Required work: From the listing below, pull out every line where the string "ROOF" appears.

Source records:
┄┄┄┄┄┄┄┄┄┄

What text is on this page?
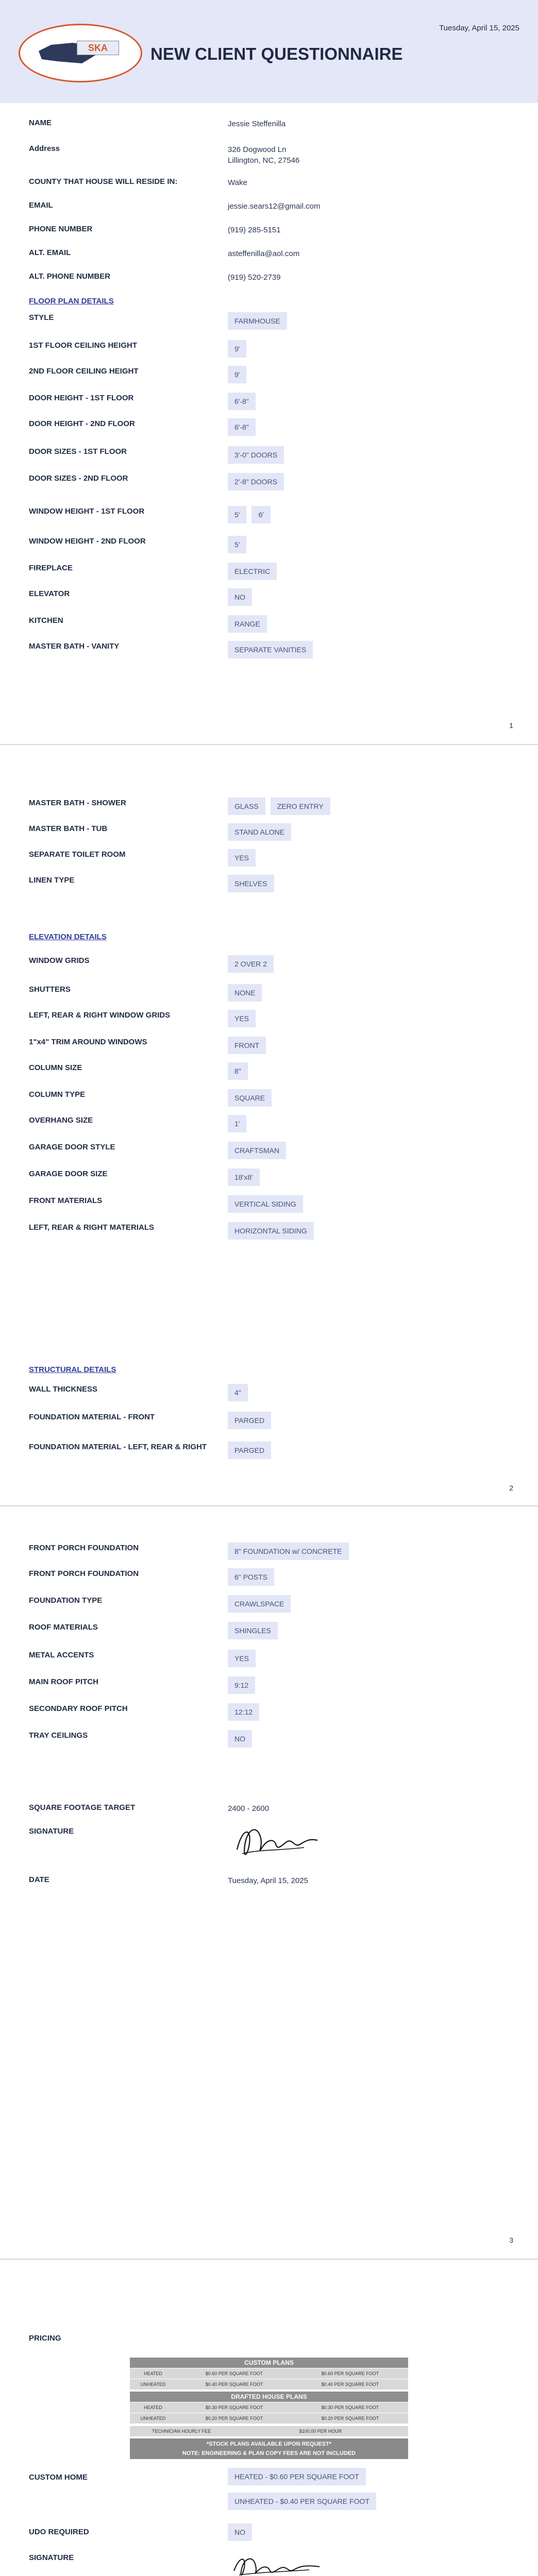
SKA	NEW CLIENT QUESTIONNAIRE
Tuesday, April 15, 2025
NAME	Jessie Steffenilla
Address	326 Dogwood Ln
Lillington, NC, 27546
COUNTY THAT HOUSE WILL RESIDE IN:	Wake
EMAIL	jessie.sears12@gmail.com
PHONE NUMBER	(919) 285-5151
ALT. EMAIL	asteffenilla@aol.com
ALT. PHONE NUMBER	(919) 520-2739
FLOOR PLAN DETAILS
STYLE	FARMHOUSE
1ST FLOOR CEILING HEIGHT	9'
2ND FLOOR CEILING HEIGHT	9'
DOOR HEIGHT - 1ST FLOOR	6'-8"
DOOR HEIGHT - 2ND FLOOR	6'-8"
DOOR SIZES - 1ST FLOOR	3'-0" DOORS
DOOR SIZES - 2ND FLOOR	2'-8" DOORS
WINDOW HEIGHT - 1ST FLOOR	5'	6'
WINDOW HEIGHT - 2ND FLOOR	5'
FIREPLACE	ELECTRIC
ELEVATOR	NO
KITCHEN	RANGE
MASTER BATH - VANITY	SEPARATE VANITIES
MASTER BATH - SHOWER	GLASS	ZERO ENTRY
MASTER BATH - TUB	STAND ALONE
SEPARATE TOILET ROOM	YES
LINEN TYPE	SHELVES
1
ELEVATION DETAILS
WINDOW GRIDS	2 OVER 2
SHUTTERS	NONE
LEFT, REAR & RIGHT WINDOW GRIDS	YES
1"x4" TRIM AROUND WINDOWS	FRONT
COLUMN SIZE	8"
COLUMN TYPE	SQUARE
OVERHANG SIZE	1'
GARAGE DOOR STYLE	CRAFTSMAN
GARAGE DOOR SIZE	18'x8'
FRONT MATERIALS	VERTICAL SIDING
LEFT, REAR & RIGHT MATERIALS	HORIZONTAL SIDING
STRUCTURAL DETAILS
WALL THICKNESS	4"
FOUNDATION MATERIAL - FRONT	PARGED
FOUNDATION MATERIAL - LEFT, REAR & RIGHT	PARGED
FRONT PORCH FOUNDATION	8" FOUNDATION w/ CONCRETE
FRONT PORCH FOUNDATION	6" POSTS
FOUNDATION TYPE	CRAWLSPACE
ROOF MATERIALS	SHINGLES
METAL ACCENTS	YES
MAIN ROOF PITCH	9:12
SECONDARY ROOF PITCH	12:12
TRAY CEILINGS	NO
2
SQUARE FOOTAGE TARGET	2400 - 2600
SIGNATURE
DATE	Tuesday, April 15, 2025
3
PRICING
CUSTOM PLANS
HEATED	$0.60 PER SQUARE FOOT	$0.60 PER SQUARE FOOT
UNHEATED	$0.40 PER SQUARE FOOT	$0.40 PER SQUARE FOOT
DRAFTED HOUSE PLANS
HEATED	$0.30 PER SQUARE FOOT	$0.30 PER SQUARE FOOT
UNHEATED	$0.20 PER SQUARE FOOT	$0.20 PER SQUARE FOOT
TECHNICIAN HOURLY FEE	$100.00 PER HOUR
*STOCK PLANS AVAILABLE UPON REQUEST*
NOTE: ENGINEERING & PLAN COPY FEES ARE NOT INCLUDED
CUSTOM HOME	HEATED - $0.60 PER SQUARE FOOT
UNHEATED - $0.40 PER SQUARE FOOT
UDO REQUIRED	NO
SIGNATURE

┄┄┄┄┄┄┄┄┄┄

Exercise solution:
ROOF MATERIALS	SHINGLES
MAIN ROOF PITCH	9:12
SECONDARY ROOF PITCH	12:12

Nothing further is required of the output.